- SUPPLIED MATERIAL
◇ ◇ ◇ ◇ ◇ ◇ ◇

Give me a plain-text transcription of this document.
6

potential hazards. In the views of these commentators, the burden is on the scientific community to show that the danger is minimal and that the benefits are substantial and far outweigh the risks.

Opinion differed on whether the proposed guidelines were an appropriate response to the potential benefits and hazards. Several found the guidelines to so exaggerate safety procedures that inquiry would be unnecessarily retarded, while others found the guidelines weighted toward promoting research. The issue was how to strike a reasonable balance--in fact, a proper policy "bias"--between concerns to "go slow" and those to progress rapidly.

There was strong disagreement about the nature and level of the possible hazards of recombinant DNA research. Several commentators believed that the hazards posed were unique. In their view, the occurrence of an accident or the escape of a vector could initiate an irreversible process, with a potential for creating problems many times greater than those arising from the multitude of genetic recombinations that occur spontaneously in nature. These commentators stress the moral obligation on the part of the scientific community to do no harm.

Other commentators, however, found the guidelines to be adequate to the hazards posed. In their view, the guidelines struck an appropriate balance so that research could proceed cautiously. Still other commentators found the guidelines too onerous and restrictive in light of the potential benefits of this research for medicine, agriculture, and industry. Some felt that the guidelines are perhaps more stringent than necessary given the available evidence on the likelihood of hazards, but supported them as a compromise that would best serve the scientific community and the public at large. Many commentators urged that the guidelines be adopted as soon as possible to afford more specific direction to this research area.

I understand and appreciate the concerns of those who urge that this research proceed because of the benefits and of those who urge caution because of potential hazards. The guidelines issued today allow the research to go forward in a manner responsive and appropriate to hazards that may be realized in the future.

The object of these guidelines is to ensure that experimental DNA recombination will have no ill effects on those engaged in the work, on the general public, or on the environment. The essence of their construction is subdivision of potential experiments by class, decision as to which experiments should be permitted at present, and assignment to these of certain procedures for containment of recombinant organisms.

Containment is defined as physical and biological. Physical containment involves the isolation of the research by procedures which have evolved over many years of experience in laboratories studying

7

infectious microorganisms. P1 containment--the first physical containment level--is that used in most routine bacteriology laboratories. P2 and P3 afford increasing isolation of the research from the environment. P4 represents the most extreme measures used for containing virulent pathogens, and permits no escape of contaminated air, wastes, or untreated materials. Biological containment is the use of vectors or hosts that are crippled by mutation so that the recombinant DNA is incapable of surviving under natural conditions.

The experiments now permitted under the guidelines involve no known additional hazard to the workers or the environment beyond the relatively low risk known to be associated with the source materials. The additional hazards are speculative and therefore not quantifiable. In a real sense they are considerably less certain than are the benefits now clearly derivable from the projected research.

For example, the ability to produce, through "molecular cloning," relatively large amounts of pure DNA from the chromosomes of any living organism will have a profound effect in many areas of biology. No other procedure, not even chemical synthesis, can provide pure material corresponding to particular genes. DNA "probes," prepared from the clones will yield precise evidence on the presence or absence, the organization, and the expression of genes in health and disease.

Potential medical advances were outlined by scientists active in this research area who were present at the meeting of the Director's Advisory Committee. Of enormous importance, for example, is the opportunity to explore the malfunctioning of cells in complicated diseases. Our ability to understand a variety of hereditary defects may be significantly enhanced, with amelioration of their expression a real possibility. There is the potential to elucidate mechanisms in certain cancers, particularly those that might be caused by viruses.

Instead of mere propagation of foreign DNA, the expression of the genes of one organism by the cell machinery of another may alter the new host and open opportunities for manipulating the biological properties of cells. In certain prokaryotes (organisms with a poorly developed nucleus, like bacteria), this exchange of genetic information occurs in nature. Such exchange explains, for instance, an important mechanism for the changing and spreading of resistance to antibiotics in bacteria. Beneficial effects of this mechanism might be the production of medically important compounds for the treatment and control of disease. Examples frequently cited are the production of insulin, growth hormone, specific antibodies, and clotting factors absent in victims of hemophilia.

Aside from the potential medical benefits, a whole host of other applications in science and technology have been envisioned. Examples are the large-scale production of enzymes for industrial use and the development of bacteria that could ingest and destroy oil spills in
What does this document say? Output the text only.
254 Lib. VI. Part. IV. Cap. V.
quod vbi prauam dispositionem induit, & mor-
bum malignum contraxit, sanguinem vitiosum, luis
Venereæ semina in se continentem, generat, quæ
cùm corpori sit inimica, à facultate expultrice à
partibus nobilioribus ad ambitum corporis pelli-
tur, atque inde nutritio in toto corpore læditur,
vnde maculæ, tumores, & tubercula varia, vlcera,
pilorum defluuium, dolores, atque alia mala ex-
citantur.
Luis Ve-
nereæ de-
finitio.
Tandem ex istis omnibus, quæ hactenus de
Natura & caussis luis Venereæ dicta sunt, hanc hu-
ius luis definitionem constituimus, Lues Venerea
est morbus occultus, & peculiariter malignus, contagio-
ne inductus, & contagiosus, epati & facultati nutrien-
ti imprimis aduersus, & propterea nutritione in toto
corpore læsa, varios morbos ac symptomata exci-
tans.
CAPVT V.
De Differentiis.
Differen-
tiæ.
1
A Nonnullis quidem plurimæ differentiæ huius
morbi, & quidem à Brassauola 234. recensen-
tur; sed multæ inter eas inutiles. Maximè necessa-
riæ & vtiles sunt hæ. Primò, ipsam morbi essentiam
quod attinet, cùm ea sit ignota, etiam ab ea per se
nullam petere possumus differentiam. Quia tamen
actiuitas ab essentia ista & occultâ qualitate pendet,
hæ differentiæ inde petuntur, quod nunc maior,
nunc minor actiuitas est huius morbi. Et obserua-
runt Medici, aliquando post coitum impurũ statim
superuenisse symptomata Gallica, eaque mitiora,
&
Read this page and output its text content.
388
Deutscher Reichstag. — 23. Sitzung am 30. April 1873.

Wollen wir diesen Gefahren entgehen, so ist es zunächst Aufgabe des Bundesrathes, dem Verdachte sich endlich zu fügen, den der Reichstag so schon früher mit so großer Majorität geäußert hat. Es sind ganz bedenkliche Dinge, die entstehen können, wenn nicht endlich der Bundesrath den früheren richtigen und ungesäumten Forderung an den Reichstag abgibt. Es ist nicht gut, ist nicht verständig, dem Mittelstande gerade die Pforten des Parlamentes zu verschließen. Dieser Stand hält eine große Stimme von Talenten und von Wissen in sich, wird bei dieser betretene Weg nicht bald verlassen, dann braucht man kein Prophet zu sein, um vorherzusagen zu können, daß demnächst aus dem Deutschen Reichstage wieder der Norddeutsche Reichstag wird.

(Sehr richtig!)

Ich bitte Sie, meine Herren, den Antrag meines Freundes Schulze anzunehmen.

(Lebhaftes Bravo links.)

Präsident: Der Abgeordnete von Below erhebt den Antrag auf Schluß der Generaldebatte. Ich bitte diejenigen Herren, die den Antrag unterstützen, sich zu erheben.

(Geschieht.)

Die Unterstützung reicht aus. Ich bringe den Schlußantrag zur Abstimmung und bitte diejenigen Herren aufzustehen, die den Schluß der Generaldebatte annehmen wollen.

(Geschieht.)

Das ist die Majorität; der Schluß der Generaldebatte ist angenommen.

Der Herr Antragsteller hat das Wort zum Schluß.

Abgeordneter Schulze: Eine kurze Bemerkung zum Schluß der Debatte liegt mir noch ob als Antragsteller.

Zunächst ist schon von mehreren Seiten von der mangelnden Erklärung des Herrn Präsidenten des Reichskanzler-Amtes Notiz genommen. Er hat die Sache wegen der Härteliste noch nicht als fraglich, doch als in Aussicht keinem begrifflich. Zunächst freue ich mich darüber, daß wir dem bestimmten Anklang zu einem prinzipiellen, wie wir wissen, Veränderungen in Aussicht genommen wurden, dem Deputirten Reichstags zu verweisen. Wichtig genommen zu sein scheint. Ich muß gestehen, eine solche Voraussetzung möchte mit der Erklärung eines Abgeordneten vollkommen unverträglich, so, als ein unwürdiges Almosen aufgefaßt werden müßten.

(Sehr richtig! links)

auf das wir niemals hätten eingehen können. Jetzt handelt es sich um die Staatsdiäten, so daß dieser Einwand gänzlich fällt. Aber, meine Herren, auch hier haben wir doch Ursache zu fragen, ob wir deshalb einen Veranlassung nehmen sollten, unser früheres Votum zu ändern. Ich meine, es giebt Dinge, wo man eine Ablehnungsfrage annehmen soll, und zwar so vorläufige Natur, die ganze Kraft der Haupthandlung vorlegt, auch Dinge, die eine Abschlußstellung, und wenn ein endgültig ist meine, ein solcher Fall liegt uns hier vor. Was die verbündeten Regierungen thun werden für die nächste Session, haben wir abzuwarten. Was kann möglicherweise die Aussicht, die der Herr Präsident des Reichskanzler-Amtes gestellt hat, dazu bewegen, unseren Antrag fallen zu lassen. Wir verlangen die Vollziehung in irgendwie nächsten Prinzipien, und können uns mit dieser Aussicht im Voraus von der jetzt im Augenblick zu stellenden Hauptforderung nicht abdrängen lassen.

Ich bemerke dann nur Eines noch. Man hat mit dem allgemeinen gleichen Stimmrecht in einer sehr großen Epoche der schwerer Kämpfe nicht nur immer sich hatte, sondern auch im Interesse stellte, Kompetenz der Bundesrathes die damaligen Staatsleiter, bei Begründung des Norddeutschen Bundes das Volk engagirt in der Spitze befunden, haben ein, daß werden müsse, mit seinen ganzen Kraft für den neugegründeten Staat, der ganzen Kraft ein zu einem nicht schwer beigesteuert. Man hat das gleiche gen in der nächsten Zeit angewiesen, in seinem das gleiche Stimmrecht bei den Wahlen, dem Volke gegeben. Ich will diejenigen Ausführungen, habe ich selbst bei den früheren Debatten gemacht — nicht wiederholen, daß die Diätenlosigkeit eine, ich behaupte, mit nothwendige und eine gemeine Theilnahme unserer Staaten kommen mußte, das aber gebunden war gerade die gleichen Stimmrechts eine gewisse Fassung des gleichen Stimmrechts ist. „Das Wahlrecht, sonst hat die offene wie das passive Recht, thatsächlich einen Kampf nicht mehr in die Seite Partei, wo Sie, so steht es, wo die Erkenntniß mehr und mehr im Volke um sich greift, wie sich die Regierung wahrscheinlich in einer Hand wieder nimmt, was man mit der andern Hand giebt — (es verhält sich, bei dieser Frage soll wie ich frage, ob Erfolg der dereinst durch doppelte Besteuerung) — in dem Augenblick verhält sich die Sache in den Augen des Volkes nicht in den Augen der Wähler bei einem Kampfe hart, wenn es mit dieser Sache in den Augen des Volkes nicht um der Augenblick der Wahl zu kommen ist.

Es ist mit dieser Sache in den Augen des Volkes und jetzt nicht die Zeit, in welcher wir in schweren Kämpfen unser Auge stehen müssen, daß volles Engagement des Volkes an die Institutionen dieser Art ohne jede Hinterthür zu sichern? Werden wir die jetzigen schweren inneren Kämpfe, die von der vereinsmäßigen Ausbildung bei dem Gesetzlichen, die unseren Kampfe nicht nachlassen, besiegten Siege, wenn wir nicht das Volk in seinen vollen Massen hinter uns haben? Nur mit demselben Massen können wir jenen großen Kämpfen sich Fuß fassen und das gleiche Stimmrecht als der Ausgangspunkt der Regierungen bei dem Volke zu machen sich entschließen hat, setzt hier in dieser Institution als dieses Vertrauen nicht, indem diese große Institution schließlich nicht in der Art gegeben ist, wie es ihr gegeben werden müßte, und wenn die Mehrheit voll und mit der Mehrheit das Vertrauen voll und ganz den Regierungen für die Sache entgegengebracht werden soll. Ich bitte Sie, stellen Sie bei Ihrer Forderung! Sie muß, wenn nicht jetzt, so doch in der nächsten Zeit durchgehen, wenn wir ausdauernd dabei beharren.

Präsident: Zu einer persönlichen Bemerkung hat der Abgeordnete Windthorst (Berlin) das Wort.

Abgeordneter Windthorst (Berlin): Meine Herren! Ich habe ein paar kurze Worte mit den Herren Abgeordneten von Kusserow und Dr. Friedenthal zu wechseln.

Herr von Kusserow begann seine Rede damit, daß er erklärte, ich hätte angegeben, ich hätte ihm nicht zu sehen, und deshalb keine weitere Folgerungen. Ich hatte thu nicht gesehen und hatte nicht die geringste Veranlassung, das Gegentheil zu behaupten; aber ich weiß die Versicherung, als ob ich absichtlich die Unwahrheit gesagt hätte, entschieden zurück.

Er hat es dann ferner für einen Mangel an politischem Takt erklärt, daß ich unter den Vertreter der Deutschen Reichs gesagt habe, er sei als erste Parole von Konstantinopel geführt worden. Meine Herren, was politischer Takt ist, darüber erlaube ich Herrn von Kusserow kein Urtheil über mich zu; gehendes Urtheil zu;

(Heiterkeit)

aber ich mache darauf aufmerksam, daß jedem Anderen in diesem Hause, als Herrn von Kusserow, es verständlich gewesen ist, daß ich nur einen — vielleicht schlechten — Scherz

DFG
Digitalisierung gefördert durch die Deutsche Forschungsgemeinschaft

◇ ◇ ◇ ◇ ◇ ◇ ◇

- WHAT IS NEEDED
Go through the data and show each line that holds "quidem".

- WRITTEN RESPONSE
A Nonnullis quidem plurimæ differentiæ huius
morbi, & quidem à Brassauola 234. recensen-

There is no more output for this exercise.